**EXERCISE TASK**: Write out each line in which the string "added" is present.

**LISTING**:
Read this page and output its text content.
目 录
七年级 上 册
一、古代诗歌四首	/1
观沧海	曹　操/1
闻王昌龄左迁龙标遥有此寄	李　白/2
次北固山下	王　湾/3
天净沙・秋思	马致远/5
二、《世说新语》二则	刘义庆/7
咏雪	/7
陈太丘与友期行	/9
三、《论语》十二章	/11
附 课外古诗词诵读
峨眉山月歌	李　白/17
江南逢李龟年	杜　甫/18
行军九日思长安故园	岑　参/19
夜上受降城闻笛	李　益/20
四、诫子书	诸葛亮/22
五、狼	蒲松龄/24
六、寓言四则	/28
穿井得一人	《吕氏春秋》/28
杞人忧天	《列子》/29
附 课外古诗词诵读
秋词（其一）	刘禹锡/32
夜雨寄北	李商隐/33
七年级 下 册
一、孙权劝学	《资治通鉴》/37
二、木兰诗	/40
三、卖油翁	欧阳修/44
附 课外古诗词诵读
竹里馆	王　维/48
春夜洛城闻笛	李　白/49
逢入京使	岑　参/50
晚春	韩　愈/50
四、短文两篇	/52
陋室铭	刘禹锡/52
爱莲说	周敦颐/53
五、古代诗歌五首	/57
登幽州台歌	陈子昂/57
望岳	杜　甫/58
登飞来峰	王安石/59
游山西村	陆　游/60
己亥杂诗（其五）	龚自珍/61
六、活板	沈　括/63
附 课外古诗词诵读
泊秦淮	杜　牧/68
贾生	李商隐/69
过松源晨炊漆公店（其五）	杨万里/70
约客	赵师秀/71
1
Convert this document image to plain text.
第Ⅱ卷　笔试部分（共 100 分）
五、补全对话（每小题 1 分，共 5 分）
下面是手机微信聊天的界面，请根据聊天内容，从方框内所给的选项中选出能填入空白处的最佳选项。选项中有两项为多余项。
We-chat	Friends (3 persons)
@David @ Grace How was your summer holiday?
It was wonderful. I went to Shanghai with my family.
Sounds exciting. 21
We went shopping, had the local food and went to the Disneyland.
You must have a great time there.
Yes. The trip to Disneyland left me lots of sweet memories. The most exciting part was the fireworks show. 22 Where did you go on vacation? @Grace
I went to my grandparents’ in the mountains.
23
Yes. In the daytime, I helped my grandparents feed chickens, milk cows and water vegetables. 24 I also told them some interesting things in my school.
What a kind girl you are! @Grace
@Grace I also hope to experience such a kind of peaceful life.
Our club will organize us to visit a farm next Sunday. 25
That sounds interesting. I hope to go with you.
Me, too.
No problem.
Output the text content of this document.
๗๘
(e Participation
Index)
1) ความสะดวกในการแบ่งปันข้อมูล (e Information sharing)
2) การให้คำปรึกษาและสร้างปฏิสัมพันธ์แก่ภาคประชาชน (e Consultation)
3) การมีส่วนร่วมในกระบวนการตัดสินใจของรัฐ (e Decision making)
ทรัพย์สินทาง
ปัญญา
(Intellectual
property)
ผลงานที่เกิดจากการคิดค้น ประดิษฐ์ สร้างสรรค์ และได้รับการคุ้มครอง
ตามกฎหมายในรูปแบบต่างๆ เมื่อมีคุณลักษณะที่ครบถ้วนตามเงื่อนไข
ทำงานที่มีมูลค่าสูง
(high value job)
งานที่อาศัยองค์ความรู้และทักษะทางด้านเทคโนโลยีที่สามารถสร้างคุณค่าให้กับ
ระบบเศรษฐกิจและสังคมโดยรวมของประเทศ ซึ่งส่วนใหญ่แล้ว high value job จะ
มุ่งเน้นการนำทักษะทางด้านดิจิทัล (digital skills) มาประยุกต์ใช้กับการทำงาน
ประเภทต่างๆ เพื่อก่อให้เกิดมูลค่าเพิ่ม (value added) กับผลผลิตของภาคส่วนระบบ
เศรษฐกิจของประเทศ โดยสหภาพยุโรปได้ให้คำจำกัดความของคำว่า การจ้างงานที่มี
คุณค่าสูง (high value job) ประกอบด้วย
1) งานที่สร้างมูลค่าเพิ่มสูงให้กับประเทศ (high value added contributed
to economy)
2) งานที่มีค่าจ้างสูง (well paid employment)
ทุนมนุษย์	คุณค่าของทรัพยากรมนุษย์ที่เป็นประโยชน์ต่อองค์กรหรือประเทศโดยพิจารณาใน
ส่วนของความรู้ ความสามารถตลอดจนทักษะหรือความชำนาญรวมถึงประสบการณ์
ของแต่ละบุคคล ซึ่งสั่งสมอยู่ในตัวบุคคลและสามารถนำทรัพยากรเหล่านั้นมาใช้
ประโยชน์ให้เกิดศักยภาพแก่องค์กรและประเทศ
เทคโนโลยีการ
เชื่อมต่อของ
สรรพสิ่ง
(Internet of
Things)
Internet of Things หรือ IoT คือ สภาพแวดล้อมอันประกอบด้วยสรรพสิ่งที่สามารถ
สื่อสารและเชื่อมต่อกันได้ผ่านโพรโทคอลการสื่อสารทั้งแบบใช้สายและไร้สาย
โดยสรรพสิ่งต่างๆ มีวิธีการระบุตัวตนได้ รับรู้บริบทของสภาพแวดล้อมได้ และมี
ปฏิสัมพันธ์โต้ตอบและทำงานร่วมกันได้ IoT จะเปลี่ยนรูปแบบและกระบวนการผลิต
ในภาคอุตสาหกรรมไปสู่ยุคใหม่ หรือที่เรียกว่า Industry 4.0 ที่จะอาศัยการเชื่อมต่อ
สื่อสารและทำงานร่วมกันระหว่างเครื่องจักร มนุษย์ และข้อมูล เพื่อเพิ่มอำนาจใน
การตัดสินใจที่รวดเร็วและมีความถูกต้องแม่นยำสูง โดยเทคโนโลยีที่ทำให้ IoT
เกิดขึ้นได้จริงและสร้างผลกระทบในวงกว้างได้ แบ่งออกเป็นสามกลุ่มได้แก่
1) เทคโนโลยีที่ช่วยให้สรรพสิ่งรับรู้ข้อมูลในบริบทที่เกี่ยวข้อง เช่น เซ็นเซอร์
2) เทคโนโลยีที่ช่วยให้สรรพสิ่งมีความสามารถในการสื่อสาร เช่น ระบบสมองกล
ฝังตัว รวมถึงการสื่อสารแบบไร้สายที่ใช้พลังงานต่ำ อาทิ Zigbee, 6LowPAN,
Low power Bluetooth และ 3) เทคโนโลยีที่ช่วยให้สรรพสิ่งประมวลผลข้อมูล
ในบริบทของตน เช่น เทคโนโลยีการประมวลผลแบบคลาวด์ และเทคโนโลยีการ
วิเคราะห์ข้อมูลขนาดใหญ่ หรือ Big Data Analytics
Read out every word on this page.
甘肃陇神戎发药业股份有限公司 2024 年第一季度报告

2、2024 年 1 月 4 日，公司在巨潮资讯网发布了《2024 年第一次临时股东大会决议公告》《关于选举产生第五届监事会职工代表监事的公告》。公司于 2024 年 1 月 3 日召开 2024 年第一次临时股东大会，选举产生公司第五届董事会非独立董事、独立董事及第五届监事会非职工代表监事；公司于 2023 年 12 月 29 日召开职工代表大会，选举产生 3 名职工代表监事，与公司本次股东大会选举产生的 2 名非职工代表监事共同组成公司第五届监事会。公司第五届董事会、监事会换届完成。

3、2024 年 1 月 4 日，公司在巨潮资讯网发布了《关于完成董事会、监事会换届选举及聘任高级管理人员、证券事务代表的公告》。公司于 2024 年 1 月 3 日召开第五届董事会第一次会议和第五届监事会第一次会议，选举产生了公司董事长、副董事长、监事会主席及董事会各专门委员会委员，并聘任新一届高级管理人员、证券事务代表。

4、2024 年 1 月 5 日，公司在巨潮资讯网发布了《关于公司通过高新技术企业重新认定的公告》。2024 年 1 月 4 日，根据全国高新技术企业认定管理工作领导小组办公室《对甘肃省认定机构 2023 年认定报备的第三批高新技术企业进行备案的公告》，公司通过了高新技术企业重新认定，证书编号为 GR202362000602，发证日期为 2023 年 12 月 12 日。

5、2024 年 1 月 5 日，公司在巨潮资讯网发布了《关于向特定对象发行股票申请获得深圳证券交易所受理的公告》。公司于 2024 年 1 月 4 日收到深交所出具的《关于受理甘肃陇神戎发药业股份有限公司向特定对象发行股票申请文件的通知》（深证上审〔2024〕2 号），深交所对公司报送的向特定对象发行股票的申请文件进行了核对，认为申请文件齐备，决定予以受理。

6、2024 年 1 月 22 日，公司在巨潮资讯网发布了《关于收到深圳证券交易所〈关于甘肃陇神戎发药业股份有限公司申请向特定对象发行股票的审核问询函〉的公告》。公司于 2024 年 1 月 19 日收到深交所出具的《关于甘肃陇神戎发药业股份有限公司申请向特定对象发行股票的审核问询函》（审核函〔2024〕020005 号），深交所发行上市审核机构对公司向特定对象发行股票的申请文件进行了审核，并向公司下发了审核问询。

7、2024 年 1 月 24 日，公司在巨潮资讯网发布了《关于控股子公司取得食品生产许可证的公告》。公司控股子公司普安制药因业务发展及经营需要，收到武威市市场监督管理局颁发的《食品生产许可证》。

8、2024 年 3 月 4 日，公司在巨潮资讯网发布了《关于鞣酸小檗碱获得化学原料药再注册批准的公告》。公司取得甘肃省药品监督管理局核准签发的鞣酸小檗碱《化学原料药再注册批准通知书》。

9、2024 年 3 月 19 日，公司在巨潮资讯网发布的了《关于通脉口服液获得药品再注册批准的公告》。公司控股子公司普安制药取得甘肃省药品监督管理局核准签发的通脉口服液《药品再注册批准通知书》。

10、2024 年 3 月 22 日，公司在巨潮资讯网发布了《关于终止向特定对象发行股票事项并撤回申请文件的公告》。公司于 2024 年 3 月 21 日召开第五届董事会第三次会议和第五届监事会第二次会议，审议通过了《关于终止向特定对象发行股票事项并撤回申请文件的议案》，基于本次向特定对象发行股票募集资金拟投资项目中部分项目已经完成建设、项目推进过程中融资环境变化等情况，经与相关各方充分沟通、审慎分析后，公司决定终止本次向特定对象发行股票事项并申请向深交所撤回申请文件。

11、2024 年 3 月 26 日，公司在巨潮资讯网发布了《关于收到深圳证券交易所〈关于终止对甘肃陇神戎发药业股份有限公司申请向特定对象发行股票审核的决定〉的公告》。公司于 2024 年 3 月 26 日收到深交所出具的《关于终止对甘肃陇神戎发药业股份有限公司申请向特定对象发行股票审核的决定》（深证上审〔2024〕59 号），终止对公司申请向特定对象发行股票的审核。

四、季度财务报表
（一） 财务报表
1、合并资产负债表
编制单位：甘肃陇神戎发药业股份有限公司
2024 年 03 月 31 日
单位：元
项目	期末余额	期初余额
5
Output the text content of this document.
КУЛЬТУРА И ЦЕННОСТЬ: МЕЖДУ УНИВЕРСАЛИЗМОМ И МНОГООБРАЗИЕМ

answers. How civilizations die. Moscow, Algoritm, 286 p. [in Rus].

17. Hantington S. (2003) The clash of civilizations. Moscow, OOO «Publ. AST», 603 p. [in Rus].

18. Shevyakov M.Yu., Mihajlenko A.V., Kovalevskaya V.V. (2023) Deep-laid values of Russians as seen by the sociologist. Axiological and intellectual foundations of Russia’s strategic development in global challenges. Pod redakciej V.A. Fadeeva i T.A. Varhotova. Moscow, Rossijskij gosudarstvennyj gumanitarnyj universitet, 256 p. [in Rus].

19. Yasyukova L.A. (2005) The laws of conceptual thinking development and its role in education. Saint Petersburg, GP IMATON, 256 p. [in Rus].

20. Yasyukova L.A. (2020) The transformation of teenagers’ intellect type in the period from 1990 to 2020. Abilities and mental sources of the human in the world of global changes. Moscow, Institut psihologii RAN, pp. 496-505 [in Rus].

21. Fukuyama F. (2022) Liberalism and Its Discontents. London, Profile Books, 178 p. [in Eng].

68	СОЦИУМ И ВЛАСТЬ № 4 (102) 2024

**FULL OUTPUT**:
ประเภทต่างๆ เพื่อก่อให้เกิดมูลค่าเพิ่ม (value added) กับผลผลิตของภาคส่วนระบบ
1) งานที่สร้างมูลค่าเพิ่มสูงให้กับประเทศ (high value added contributed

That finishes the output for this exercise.